> **WORK TO COMPLETE**:
Find all the lines with "известными" and gather them.

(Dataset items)

------------

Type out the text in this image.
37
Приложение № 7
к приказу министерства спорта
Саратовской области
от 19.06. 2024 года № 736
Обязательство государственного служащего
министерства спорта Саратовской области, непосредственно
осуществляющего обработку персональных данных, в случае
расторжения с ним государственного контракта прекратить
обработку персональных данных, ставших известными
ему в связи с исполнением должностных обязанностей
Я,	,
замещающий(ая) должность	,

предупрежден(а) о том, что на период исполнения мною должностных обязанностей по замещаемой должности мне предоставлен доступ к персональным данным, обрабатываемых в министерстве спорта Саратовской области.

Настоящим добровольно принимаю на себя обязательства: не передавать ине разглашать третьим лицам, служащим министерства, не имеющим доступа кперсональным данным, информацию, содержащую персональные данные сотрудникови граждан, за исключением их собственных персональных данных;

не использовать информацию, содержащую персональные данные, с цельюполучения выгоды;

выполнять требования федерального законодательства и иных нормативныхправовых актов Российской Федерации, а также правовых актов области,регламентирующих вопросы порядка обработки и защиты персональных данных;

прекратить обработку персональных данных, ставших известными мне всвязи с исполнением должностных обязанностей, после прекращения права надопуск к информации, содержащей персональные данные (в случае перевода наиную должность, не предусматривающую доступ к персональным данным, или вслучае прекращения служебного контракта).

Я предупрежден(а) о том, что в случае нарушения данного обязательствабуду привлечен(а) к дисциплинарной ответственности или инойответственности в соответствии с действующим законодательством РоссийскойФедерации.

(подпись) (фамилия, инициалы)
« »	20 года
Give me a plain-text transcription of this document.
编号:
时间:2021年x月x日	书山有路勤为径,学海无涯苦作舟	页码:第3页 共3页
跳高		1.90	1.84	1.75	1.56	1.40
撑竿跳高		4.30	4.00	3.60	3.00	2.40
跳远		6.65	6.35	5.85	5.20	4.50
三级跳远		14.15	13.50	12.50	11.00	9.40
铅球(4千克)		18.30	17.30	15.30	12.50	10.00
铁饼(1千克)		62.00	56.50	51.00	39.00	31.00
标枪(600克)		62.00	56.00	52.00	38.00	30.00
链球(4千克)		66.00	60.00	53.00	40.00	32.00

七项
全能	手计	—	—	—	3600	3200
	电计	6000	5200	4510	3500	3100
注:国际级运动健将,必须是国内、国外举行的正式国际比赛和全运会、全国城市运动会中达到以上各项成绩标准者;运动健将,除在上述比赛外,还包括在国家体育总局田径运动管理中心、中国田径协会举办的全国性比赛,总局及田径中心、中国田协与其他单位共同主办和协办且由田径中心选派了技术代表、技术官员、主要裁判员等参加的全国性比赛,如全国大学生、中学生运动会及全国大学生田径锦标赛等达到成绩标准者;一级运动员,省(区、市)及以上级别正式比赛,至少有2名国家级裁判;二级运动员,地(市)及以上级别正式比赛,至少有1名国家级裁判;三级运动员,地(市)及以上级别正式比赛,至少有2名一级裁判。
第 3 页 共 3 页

------------

> **TASK OUTPUT**:
обработку персональных данных, ставших известными
прекратить обработку персональных данных, ставших известными мне всвязи с исполнением должностных обязанностей, после прекращения права надопуск к информации, содержащей персональные данные (в случае перевода наиную должность, не предусматривающую доступ к персональным данным, или вслучае прекращения служебного контракта).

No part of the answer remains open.